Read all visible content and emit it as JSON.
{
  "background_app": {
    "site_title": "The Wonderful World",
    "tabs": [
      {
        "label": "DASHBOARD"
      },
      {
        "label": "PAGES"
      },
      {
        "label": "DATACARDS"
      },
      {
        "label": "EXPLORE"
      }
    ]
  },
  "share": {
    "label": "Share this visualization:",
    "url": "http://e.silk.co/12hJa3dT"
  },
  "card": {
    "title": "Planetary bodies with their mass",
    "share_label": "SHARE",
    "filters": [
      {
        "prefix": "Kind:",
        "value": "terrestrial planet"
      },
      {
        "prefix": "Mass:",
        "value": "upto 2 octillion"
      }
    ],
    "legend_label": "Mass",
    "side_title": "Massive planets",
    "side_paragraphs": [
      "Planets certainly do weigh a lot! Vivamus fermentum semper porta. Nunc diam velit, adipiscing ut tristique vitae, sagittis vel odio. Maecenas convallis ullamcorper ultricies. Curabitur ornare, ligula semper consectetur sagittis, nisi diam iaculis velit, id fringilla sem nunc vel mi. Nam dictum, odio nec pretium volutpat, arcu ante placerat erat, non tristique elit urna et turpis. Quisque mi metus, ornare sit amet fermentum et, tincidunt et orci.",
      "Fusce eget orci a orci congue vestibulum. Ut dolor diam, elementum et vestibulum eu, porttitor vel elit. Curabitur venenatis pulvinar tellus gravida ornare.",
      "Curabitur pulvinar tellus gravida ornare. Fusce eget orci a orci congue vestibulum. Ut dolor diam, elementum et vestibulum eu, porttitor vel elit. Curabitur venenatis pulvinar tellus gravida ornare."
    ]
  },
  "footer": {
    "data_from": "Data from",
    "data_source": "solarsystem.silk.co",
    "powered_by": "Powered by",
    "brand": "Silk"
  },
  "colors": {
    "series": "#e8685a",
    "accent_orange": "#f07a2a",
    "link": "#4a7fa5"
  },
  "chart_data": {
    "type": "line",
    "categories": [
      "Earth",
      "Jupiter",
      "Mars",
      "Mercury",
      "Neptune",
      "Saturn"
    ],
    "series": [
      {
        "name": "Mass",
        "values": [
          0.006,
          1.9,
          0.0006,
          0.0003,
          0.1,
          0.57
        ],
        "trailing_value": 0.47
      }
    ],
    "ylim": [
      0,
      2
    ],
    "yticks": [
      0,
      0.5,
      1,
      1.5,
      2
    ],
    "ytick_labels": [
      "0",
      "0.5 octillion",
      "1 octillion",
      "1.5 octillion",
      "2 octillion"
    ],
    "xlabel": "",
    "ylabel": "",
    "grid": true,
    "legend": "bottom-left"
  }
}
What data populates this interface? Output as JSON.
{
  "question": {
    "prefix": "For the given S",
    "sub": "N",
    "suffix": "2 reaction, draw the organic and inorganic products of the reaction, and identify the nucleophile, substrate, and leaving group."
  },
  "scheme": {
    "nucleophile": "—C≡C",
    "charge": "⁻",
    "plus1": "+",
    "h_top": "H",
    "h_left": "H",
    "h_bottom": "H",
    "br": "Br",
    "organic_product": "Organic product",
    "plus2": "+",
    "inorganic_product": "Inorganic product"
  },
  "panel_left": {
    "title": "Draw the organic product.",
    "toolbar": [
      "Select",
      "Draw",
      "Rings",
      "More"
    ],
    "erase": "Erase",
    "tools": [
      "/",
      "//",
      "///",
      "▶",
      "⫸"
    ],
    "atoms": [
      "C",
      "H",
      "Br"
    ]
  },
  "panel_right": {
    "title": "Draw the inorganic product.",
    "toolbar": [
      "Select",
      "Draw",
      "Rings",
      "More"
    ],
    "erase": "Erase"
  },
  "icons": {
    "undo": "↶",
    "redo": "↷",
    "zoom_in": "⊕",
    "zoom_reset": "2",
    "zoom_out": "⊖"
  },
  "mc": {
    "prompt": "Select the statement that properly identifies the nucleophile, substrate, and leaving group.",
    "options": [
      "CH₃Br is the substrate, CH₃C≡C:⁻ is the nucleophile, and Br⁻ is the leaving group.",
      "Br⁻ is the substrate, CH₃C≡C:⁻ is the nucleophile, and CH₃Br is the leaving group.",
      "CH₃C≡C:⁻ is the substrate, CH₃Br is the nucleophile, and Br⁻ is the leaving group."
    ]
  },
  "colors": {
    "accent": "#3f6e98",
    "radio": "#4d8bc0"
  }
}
▬▬▬
» Your objective
Go through the records above and set each one down exactly, please.

» Reply
Read all visible content and emit it as JSON.
{
  "background_app": {
    "site_title": "The Wonderful World",
    "tabs": [
      {
        "label": "DASHBOARD"
      },
      {
        "label": "PAGES"
      },
      {
        "label": "DATACARDS"
      },
      {
        "label": "EXPLORE"
      }
    ]
  },
  "share": {
    "label": "Share this visualization:",
    "url": "http://e.silk.co/12hJa3dT"
  },
  "card": {
    "title": "Planetary bodies with their mass",
    "share_label": "SHARE",
    "filters": [
      {
        "prefix": "Kind:",
        "value": "terrestrial planet"
      },
      {
        "prefix": "Mass:",
        "value": "upto 2 octillion"
      }
    ],
    "legend_label": "Mass",
    "side_title": "Massive planets",
    "side_paragraphs": [
      "Planets certainly do weigh a lot! Vivamus fermentum semper porta. Nunc diam velit, adipiscing ut tristique vitae, sagittis vel odio. Maecenas convallis ullamcorper ultricies. Curabitur ornare, ligula semper consectetur sagittis, nisi diam iaculis velit, id fringilla sem nunc vel mi. Nam dictum, odio nec pretium volutpat, arcu ante placerat erat, non tristique elit urna et turpis. Quisque mi metus, ornare sit amet fermentum et, tincidunt et orci.",
      "Fusce eget orci a orci congue vestibulum. Ut dolor diam, elementum et vestibulum eu, porttitor vel elit. Curabitur venenatis pulvinar tellus gravida ornare.",
      "Curabitur pulvinar tellus gravida ornare. Fusce eget orci a orci congue vestibulum. Ut dolor diam, elementum et vestibulum eu, porttitor vel elit. Curabitur venenatis pulvinar tellus gravida ornare."
    ]
  },
  "footer": {
    "data_from": "Data from",
    "data_source": "solarsystem.silk.co",
    "powered_by": "Powered by",
    "brand": "Silk"
  },
  "colors": {
    "series": "#e8685a",
    "accent_orange": "#f07a2a",
    "link": "#4a7fa5"
  },
  "chart_data": {
    "type": "line",
    "categories": [
      "Earth",
      "Jupiter",
      "Mars",
      "Mercury",
      "Neptune",
      "Saturn"
    ],
    "series": [
      {
        "name": "Mass",
        "values": [
          0.006,
          1.9,
          0.0006,
          0.0003,
          0.1,
          0.57
        ],
        "trailing_value": 0.47
      }
    ],
    "ylim": [
      0,
      2
    ],
    "yticks": [
      0,
      0.5,
      1,
      1.5,
      2
    ],
    "ytick_labels": [
      "0",
      "0.5 octillion",
      "1 octillion",
      "1.5 octillion",
      "2 octillion"
    ],
    "xlabel": "",
    "ylabel": "",
    "grid": true,
    "legend": "bottom-left"
  }
}
What data populates this interface? Output as JSON.
{
  "question": {
    "prefix": "For the given S",
    "sub": "N",
    "suffix": "2 reaction, draw the organic and inorganic products of the reaction, and identify the nucleophile, substrate, and leaving group."
  },
  "scheme": {
    "nucleophile": "—C≡C",
    "charge": "⁻",
    "plus1": "+",
    "h_top": "H",
    "h_left": "H",
    "h_bottom": "H",
    "br": "Br",
    "organic_product": "Organic product",
    "plus2": "+",
    "inorganic_product": "Inorganic product"
  },
  "panel_left": {
    "title": "Draw the organic product.",
    "toolbar": [
      "Select",
      "Draw",
      "Rings",
      "More"
    ],
    "erase": "Erase",
    "tools": [
      "/",
      "//",
      "///",
      "▶",
      "⫸"
    ],
    "atoms": [
      "C",
      "H",
      "Br"
    ]
  },
  "panel_right": {
    "title": "Draw the inorganic product.",
    "toolbar": [
      "Select",
      "Draw",
      "Rings",
      "More"
    ],
    "erase": "Erase"
  },
  "icons": {
    "undo": "↶",
    "redo": "↷",
    "zoom_in": "⊕",
    "zoom_reset": "2",
    "zoom_out": "⊖"
  },
  "mc": {
    "prompt": "Select the statement that properly identifies the nucleophile, substrate, and leaving group.",
    "options": [
      "CH₃Br is the substrate, CH₃C≡C:⁻ is the nucleophile, and Br⁻ is the leaving group.",
      "Br⁻ is the substrate, CH₃C≡C:⁻ is the nucleophile, and CH₃Br is the leaving group.",
      "CH₃C≡C:⁻ is the substrate, CH₃Br is the nucleophile, and Br⁻ is the leaving group."
    ]
  },
  "colors": {
    "accent": "#3f6e98",
    "radio": "#4d8bc0"
  }
}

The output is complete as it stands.